• **RECORD EXCERPTS**

_ _ _ _

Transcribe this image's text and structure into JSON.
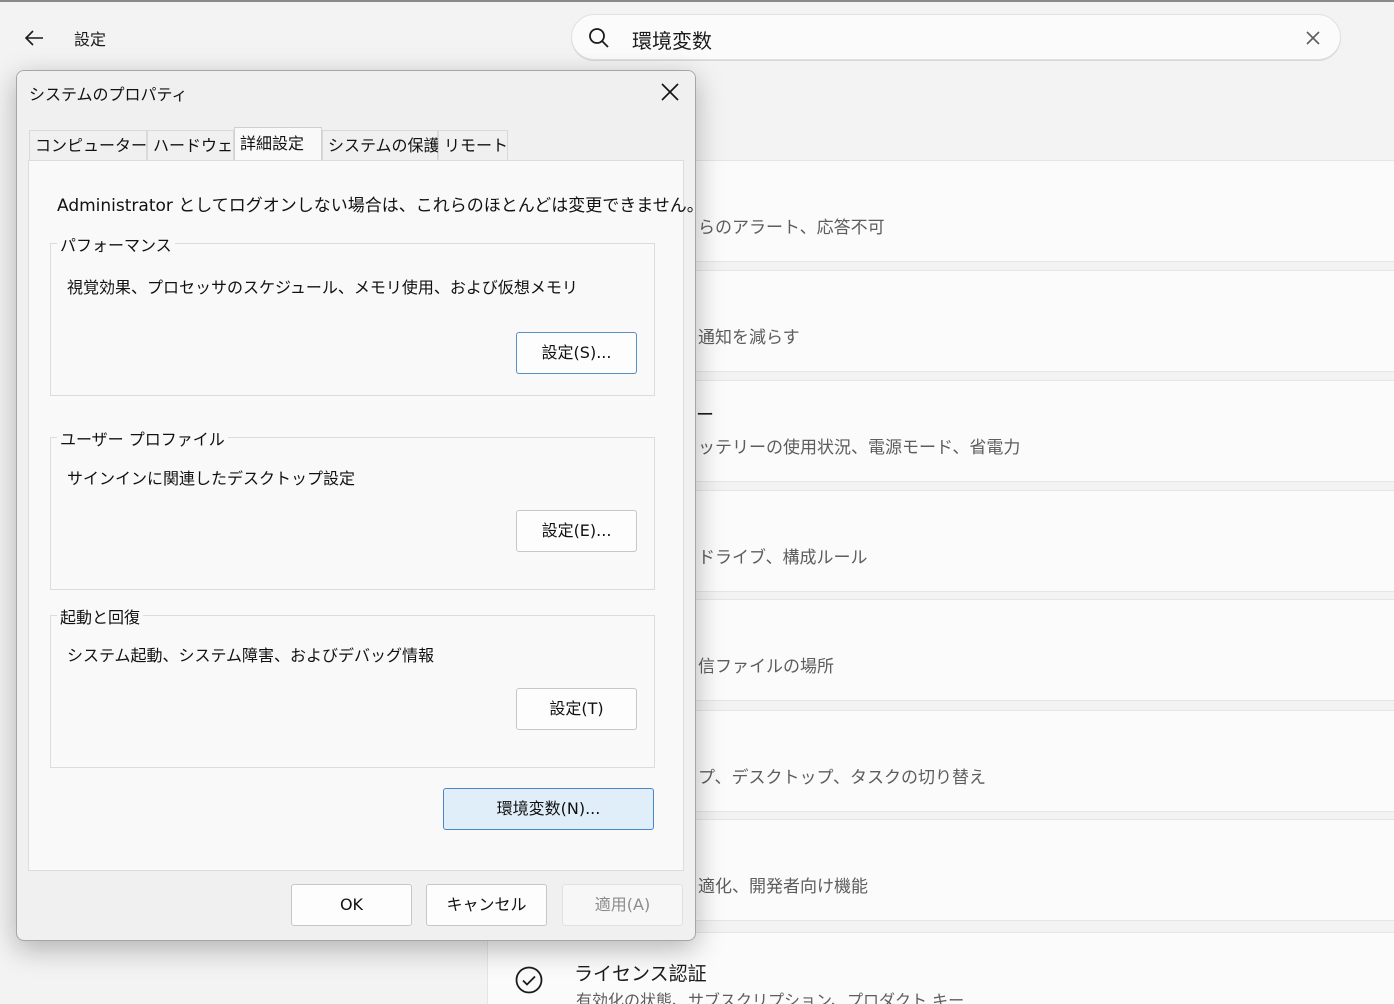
{
  "settings": {
    "app_title": "設定",
    "search": {
      "value": "環境変数"
    },
    "results": [
      {
        "desc": "らのアラート、応答不可"
      },
      {
        "desc": "通知を減らす"
      },
      {
        "title_fragment": "ー",
        "desc": "ッテリーの使用状況、電源モード、省電力"
      },
      {
        "desc": "ドライブ、構成ルール"
      },
      {
        "desc": "信ファイルの場所"
      },
      {
        "desc": "プ、デスクトップ、タスクの切り替え"
      },
      {
        "desc": "適化、開発者向け機能"
      }
    ],
    "license": {
      "title": "ライセンス認証",
      "desc": "有効化の状態、サブスクリプション、プロダクト キー"
    }
  },
  "dialog": {
    "title": "システムのプロパティ",
    "tabs": [
      "コンピューター名",
      "ハードウェア",
      "詳細設定",
      "システムの保護",
      "リモート"
    ],
    "active_tab": "詳細設定",
    "admin_note": "Administrator としてログオンしない場合は、これらのほとんどは変更できません。",
    "performance": {
      "label": "パフォーマンス",
      "desc": "視覚効果、プロセッサのスケジュール、メモリ使用、および仮想メモリ",
      "button": "設定(S)..."
    },
    "user_profile": {
      "label": "ユーザー プロファイル",
      "desc": "サインインに関連したデスクトップ設定",
      "button": "設定(E)..."
    },
    "startup": {
      "label": "起動と回復",
      "desc": "システム起動、システム障害、およびデバッグ情報",
      "button": "設定(T)"
    },
    "env_button": "環境変数(N)...",
    "ok": "OK",
    "cancel": "キャンセル",
    "apply": "適用(A)"
  }
}
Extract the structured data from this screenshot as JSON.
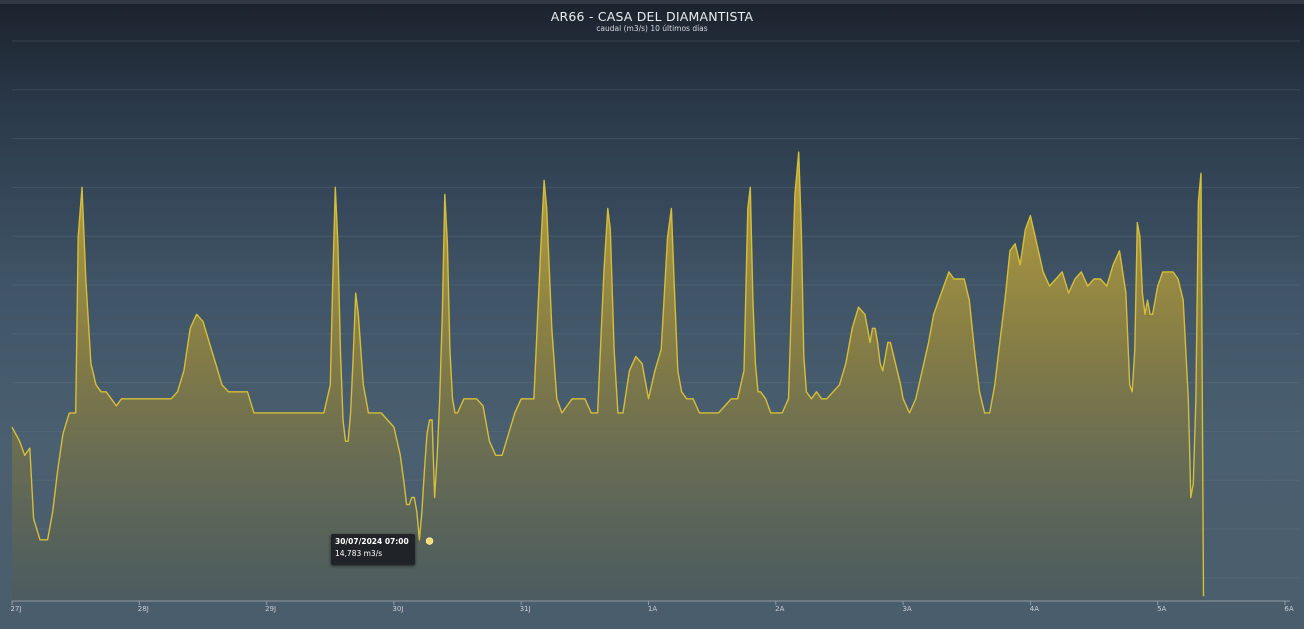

_ _ _ _

• **WHAT THE EXERCISE ASKS**
Keep the pictures out of the copy and return the rest of the data above exactly.

• **EXERCISE SOLUTION**
Transcribe this image's text and structure into JSON.
{
  "settings": {
    "app_title": "設定",
    "search": {
      "value": "環境変数"
    },
    "results": [
      {
        "desc": "らのアラート、応答不可"
      },
      {
        "desc": "通知を減らす"
      },
      {
        "title_fragment": "ー",
        "desc": "ッテリーの使用状況、電源モード、省電力"
      },
      {
        "desc": "ドライブ、構成ルール"
      },
      {
        "desc": "信ファイルの場所"
      },
      {
        "desc": "プ、デスクトップ、タスクの切り替え"
      },
      {
        "desc": "適化、開発者向け機能"
      }
    ],
    "license": {
      "title": "ライセンス認証",
      "desc": "有効化の状態、サブスクリプション、プロダクト キー"
    }
  },
  "dialog": {
    "title": "システムのプロパティ",
    "tabs": [
      "コンピューター名",
      "ハードウェア",
      "詳細設定",
      "システムの保護",
      "リモート"
    ],
    "active_tab": "詳細設定",
    "admin_note": "Administrator としてログオンしない場合は、これらのほとんどは変更できません。",
    "performance": {
      "label": "パフォーマンス",
      "desc": "視覚効果、プロセッサのスケジュール、メモリ使用、および仮想メモリ",
      "button": "設定(S)..."
    },
    "user_profile": {
      "label": "ユーザー プロファイル",
      "desc": "サインインに関連したデスクトップ設定",
      "button": "設定(E)..."
    },
    "startup": {
      "label": "起動と回復",
      "desc": "システム起動、システム障害、およびデバッグ情報",
      "button": "設定(T)"
    },
    "env_button": "環境変数(N)...",
    "ok": "OK",
    "cancel": "キャンセル",
    "apply": "適用(A)"
  }
}
Extract the structured data from this screenshot as JSON.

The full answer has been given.